** START Raw data **
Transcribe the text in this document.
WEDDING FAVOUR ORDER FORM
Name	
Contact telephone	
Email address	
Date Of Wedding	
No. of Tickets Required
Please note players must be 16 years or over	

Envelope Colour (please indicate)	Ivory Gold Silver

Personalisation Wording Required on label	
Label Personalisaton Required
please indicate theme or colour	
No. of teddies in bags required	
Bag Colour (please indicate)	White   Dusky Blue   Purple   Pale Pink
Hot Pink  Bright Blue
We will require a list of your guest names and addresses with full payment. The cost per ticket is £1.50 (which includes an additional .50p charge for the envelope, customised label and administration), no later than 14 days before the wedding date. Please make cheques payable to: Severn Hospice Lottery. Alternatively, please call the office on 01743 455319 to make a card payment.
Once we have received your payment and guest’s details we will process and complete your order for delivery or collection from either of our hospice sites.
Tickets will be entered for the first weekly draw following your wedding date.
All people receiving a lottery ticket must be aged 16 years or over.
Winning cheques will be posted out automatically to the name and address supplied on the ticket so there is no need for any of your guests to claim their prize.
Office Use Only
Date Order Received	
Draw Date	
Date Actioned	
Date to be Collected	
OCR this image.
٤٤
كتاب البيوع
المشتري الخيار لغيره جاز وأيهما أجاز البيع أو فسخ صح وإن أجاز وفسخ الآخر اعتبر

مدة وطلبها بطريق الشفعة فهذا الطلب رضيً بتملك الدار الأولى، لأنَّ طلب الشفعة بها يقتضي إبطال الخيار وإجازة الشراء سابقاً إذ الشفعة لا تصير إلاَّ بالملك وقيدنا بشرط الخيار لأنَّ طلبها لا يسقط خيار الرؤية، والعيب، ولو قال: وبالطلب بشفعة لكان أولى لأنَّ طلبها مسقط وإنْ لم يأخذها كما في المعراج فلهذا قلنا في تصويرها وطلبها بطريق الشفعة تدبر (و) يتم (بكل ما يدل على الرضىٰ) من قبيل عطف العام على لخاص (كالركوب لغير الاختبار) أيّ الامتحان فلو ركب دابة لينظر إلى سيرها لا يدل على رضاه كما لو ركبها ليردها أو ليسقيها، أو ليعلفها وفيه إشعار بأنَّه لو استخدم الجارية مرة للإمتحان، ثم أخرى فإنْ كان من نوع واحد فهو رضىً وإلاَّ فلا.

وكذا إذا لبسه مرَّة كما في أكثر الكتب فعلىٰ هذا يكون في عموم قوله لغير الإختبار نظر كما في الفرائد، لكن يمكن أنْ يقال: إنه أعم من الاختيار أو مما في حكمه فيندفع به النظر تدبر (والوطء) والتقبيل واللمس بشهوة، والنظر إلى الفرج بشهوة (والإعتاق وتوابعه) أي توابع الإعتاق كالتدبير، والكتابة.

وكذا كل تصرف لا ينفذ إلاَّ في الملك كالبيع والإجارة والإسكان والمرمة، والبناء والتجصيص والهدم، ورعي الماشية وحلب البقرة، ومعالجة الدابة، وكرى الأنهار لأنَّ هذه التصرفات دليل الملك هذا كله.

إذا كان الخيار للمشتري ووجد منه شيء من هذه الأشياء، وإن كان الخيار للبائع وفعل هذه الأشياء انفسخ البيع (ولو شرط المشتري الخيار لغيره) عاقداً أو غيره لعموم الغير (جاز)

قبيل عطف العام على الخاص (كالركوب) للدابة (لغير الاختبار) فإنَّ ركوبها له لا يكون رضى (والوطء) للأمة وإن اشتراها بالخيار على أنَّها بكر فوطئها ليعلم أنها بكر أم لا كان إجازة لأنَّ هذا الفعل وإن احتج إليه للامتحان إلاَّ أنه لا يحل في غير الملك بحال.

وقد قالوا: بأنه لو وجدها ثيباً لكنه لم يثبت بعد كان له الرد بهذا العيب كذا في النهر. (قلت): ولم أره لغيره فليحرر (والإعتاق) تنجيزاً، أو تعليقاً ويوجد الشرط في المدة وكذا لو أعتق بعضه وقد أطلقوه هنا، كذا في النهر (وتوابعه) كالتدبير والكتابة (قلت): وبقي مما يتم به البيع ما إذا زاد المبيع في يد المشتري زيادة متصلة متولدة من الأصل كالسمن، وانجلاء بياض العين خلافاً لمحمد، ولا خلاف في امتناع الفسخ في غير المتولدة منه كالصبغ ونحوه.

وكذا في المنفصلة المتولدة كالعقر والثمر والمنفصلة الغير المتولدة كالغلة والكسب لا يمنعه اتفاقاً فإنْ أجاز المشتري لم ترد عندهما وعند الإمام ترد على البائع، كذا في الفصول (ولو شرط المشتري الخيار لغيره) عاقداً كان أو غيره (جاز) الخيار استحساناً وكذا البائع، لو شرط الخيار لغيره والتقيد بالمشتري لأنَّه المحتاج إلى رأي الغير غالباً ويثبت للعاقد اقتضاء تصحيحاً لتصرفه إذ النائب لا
** END Raw data **
» Objective
Scan the material line by line and report each one that contains "indicate".

» Solved exercise
Envelope Colour (please indicate)	Ivory Gold Silver
please indicate theme or colour	
Bag Colour (please indicate)	White   Dusky Blue   Purple   Pale Pink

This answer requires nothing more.